■ Task requirements
A. In the account-based marketing article, why does ABM flip the agenda rather than only the funnel? Answer in one to three sentences.
B. List every part of a business whose buy-in the account-based marketing article says ABM requires.
C. Please carry the account-based marketing article forward from its final line, continuing past the list of what marketing teams do with sales.

■ Text extract
Account-based marketing: What it is, why to do it, and how to do it right

In this article we’ll provide a practical overview around these questions and challenges:

  1. What is account based marketing (ABM)?
  2. Why do ABM?
  3. Account based marketing strategies
  4. Can ABM target small businesses?
  5. Account based marketing tactics
  6. The process of ABM, step-by-step
  7. Stakeholder alignment for ABM
  8. Sales and marketing alignment
  9. Account selection and definition
  10. Data and insight
  11. Programme, proposition and content
  12. Account based marketing tech
  13. Budgeting for ABM
  14. Measuring and reporting on ABM success
  15. Skills for ABM success
  16. Great account based marketing examples.

ABM is a strategic marketing approach jointly implemented by sales and marketing that focuses on key, targeted accounts (whether they’re existing customers or not).

In short, it’s about:

  • Identifying who your most important accounts are
  • Gathering as much insight on them as possible
  • Using that insight to align your proposition to their challenges
  • Crafting personalised marketing content and engagement around those challenges.

Account-based marketing directs sales and marketing resources to the engagement and nurturing of a specific set of target accounts, and the key decision makers within those accounts.

ABM may be focused on the objective of protecting and growing existing accounts, or on winning new business from specific target accounts – or on a combination of both.

In essence, ABM doesn’t just ‘flip the funnel’, it flips the agenda – because it’s no longer about generating leads, but about personally targeting and nurturing specific accounts and contacts.

What does account-based marketing look like?

Account-based marketing should not be seen as a tactic, but rather a business strategy that requires and incorporates buy-in from across a business:

  • The c-suite
  • Finance
  • Customer success and service
  • IT
  • Sales
  • Product.

With an ABM approach, marketing teams work closely with sales to:

  • Identify key prospect accounts or current key customer accounts
  • Identify the key decision-makers, influencers and stakeholders within those accounts
  • Tailor customised marketing programmes, content and messages to these contacts.

■ Data
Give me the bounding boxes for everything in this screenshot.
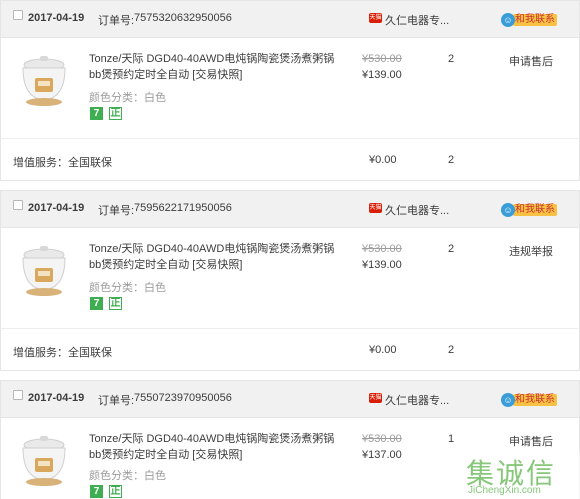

■ Results of the exercise
A. ABM flips the agenda because it is no longer about generating leads. Instead, it is about personally targeting and nurturing specific accounts and contacts.

B.
- The c-suite
- Finance
- Customer success and service
- IT
- Sales
- Product

C.
Four tips for account based marketing success

  1. Get buy-in upfront.
  2. Set realistic time frames.
  3. Integrate ABM into your account planning process.
  4. Tell a story.

“People move to ABM mostly because their existing demand generation process isn’t working very well. They’re spending a shed load on it and not getting results” 

Bev Burgess, ABM expert and author, explains why ABM is still the hottest marketing topic of our time

Account-based marketing success stats

  • Some 77% of B2B marketers believe account-based marketing has driven greater success for their target accounts.
  • According to the 2018 ABM Benchmark Study conducted by ITSMA and Demandbase, a quarter of marketing budgets are now dedicated to ABM programmes.
  • Overall, 99% said they gain greater ROI from their programme than any other type of marketing.
  • Plus, two-thirds also cited customer advocacy as a positive driver for ABM.

    Source: 2018 ABM Benchmark Study conducted by ITSMA and Demandbase

Who is ABM a ‘best fit’ approach for?

ABM can offer some distinct and compelling advantages to sales and marketing teams in businesses where the products, pricing and buyers fit the ABM model.

But it isn’t a strategy that fits every business. If you are selling low-ticket products or services to a volume market then ABM is not your go-to strategy.

You should consider ABM if:

  • You are selling high-ticket products or services
  • You are selling to a high value, limited scale marketplace – fewer than 100 prospect accounts for example
  • Your sales team has a high value-per-deal ratio
  • You have a target list of companies you want to win new business from or do more business with
  • Your buyer journey is sales team-led, rather than ecommerce-led.

Benefits seen from account-based marketing – findings from B2B Marketing’s Account Based Marketing Benchmarking Report 

ABM comes in three distinct forms

One-to-one

Selects and targets a small pool of top-tier accounts, typically five to 10. 

One-to-few (or ABM lite)

One-to-few applies ABM to a larger selection of accounts, often selected in ‘clusters’ according to their commonalities – this may be their vertical, their challenges, or their relationship to you. The number here may be in tens or hundreds.

One-to-many

This approach uses martech, intent data and adtech such as programmatic ABM, to apply ABM at scale by delivering personalisation en masse to a wide pool of target accounts and prospects.

Choosing which of these strategies to focus on is subject to the specific objectives, structure and requirements of your business. 

Which account-based marketing strategy is right for you?

There is no one-size-fits-all ABM solution. Every business will have its own special shape of ABM. 

That said, as a general rule, one-to-one ABM is resource heavy and is often a best fit for businesses targeting very high value accounts that justify the intensive one-to-one resource investment.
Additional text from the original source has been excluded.